→ WHAT TO WORK ON: Output all of the entries below precisely as written.

<<<<

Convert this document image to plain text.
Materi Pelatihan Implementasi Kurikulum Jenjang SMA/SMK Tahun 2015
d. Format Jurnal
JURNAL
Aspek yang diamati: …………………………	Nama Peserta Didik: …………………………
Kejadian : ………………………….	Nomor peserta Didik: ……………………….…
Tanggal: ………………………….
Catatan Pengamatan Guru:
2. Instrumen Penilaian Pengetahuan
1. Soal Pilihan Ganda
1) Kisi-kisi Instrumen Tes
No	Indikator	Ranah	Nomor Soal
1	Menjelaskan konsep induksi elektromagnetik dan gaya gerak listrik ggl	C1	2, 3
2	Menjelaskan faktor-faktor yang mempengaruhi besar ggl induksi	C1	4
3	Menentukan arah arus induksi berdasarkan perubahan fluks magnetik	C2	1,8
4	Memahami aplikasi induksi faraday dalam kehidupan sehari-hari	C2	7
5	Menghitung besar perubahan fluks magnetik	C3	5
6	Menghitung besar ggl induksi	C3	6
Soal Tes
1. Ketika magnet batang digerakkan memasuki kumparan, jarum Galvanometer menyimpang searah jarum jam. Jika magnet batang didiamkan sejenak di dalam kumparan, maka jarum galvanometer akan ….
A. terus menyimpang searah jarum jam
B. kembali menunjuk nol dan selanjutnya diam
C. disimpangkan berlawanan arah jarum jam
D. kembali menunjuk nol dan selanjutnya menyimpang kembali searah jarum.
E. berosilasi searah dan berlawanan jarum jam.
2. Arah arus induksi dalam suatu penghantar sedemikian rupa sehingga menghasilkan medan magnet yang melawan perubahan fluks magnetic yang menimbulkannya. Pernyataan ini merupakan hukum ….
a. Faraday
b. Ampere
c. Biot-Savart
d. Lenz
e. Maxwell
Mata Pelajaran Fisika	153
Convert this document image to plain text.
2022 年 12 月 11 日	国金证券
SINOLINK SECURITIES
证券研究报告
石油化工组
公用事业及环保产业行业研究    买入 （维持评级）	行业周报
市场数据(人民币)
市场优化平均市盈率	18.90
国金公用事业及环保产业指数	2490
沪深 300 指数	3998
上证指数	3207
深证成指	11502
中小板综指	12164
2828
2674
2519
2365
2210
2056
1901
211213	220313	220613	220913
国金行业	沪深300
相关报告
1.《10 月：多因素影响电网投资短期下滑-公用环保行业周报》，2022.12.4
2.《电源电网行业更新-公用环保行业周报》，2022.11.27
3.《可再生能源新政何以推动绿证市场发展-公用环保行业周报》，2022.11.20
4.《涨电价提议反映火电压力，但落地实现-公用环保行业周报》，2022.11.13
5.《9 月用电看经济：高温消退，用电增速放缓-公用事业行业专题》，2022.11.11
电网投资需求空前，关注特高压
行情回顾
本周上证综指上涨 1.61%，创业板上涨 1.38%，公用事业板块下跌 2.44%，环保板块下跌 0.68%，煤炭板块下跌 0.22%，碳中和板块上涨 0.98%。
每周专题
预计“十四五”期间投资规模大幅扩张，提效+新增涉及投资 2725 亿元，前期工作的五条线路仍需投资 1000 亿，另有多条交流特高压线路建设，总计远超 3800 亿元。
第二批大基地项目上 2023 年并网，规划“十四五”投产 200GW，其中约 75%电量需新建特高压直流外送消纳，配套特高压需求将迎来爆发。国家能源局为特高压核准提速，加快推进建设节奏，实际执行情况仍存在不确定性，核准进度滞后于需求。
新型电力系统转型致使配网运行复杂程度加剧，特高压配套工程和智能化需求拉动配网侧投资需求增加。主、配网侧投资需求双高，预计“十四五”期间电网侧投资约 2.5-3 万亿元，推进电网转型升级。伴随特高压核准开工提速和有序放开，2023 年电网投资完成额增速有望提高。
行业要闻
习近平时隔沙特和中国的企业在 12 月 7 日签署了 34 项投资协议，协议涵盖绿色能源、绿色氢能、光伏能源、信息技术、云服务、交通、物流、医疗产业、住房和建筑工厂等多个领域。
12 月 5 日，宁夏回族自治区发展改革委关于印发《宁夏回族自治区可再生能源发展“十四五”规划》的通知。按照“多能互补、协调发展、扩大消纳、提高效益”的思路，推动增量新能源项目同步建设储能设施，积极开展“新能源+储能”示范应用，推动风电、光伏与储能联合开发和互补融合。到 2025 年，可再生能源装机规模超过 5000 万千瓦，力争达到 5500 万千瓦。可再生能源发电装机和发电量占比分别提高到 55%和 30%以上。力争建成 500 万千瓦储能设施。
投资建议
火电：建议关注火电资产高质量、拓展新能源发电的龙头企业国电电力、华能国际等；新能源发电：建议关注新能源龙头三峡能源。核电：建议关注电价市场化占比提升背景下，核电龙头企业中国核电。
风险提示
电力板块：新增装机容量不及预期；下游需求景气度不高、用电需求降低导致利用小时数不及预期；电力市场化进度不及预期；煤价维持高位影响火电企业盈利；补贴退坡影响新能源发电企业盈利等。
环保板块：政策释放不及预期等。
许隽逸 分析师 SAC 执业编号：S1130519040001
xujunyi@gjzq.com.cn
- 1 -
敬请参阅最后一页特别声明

>>>>

→ THE RESULT:
Convert this document image to plain text.
Materi Pelatihan Implementasi Kurikulum Jenjang SMA/SMK Tahun 2015
d. Format Jurnal
JURNAL
Aspek yang diamati: …………………………	Nama Peserta Didik: …………………………
Kejadian : ………………………….	Nomor peserta Didik: ……………………….…
Tanggal: ………………………….
Catatan Pengamatan Guru:
2. Instrumen Penilaian Pengetahuan
1. Soal Pilihan Ganda
1) Kisi-kisi Instrumen Tes
No	Indikator	Ranah	Nomor Soal
1	Menjelaskan konsep induksi elektromagnetik dan gaya gerak listrik ggl	C1	2, 3
2	Menjelaskan faktor-faktor yang mempengaruhi besar ggl induksi	C1	4
3	Menentukan arah arus induksi berdasarkan perubahan fluks magnetik	C2	1,8
4	Memahami aplikasi induksi faraday dalam kehidupan sehari-hari	C2	7
5	Menghitung besar perubahan fluks magnetik	C3	5
6	Menghitung besar ggl induksi	C3	6
Soal Tes
1. Ketika magnet batang digerakkan memasuki kumparan, jarum Galvanometer menyimpang searah jarum jam. Jika magnet batang didiamkan sejenak di dalam kumparan, maka jarum galvanometer akan ….
A. terus menyimpang searah jarum jam
B. kembali menunjuk nol dan selanjutnya diam
C. disimpangkan berlawanan arah jarum jam
D. kembali menunjuk nol dan selanjutnya menyimpang kembali searah jarum.
E. berosilasi searah dan berlawanan jarum jam.
2. Arah arus induksi dalam suatu penghantar sedemikian rupa sehingga menghasilkan medan magnet yang melawan perubahan fluks magnetic yang menimbulkannya. Pernyataan ini merupakan hukum ….
a. Faraday
b. Ampere
c. Biot-Savart
d. Lenz
e. Maxwell
Mata Pelajaran Fisika	153
Convert this document image to plain text.
2022 年 12 月 11 日	国金证券
SINOLINK SECURITIES
证券研究报告
石油化工组
公用事业及环保产业行业研究    买入 （维持评级）	行业周报
市场数据(人民币)
市场优化平均市盈率	18.90
国金公用事业及环保产业指数	2490
沪深 300 指数	3998
上证指数	3207
深证成指	11502
中小板综指	12164
2828
2674
2519
2365
2210
2056
1901
211213	220313	220613	220913
国金行业	沪深300
相关报告
1.《10 月：多因素影响电网投资短期下滑-公用环保行业周报》，2022.12.4
2.《电源电网行业更新-公用环保行业周报》，2022.11.27
3.《可再生能源新政何以推动绿证市场发展-公用环保行业周报》，2022.11.20
4.《涨电价提议反映火电压力，但落地实现-公用环保行业周报》，2022.11.13
5.《9 月用电看经济：高温消退，用电增速放缓-公用事业行业专题》，2022.11.11
电网投资需求空前，关注特高压
行情回顾
本周上证综指上涨 1.61%，创业板上涨 1.38%，公用事业板块下跌 2.44%，环保板块下跌 0.68%，煤炭板块下跌 0.22%，碳中和板块上涨 0.98%。
每周专题
预计“十四五”期间投资规模大幅扩张，提效+新增涉及投资 2725 亿元，前期工作的五条线路仍需投资 1000 亿，另有多条交流特高压线路建设，总计远超 3800 亿元。
第二批大基地项目上 2023 年并网，规划“十四五”投产 200GW，其中约 75%电量需新建特高压直流外送消纳，配套特高压需求将迎来爆发。国家能源局为特高压核准提速，加快推进建设节奏，实际执行情况仍存在不确定性，核准进度滞后于需求。
新型电力系统转型致使配网运行复杂程度加剧，特高压配套工程和智能化需求拉动配网侧投资需求增加。主、配网侧投资需求双高，预计“十四五”期间电网侧投资约 2.5-3 万亿元，推进电网转型升级。伴随特高压核准开工提速和有序放开，2023 年电网投资完成额增速有望提高。
行业要闻
习近平时隔沙特和中国的企业在 12 月 7 日签署了 34 项投资协议，协议涵盖绿色能源、绿色氢能、光伏能源、信息技术、云服务、交通、物流、医疗产业、住房和建筑工厂等多个领域。
12 月 5 日，宁夏回族自治区发展改革委关于印发《宁夏回族自治区可再生能源发展“十四五”规划》的通知。按照“多能互补、协调发展、扩大消纳、提高效益”的思路，推动增量新能源项目同步建设储能设施，积极开展“新能源+储能”示范应用，推动风电、光伏与储能联合开发和互补融合。到 2025 年，可再生能源装机规模超过 5000 万千瓦，力争达到 5500 万千瓦。可再生能源发电装机和发电量占比分别提高到 55%和 30%以上。力争建成 500 万千瓦储能设施。
投资建议
火电：建议关注火电资产高质量、拓展新能源发电的龙头企业国电电力、华能国际等；新能源发电：建议关注新能源龙头三峡能源。核电：建议关注电价市场化占比提升背景下，核电龙头企业中国核电。
风险提示
电力板块：新增装机容量不及预期；下游需求景气度不高、用电需求降低导致利用小时数不及预期；电力市场化进度不及预期；煤价维持高位影响火电企业盈利；补贴退坡影响新能源发电企业盈利等。
环保板块：政策释放不及预期等。
许隽逸 分析师 SAC 执业编号：S1130519040001
xujunyi@gjzq.com.cn
- 1 -
敬请参阅最后一页特别声明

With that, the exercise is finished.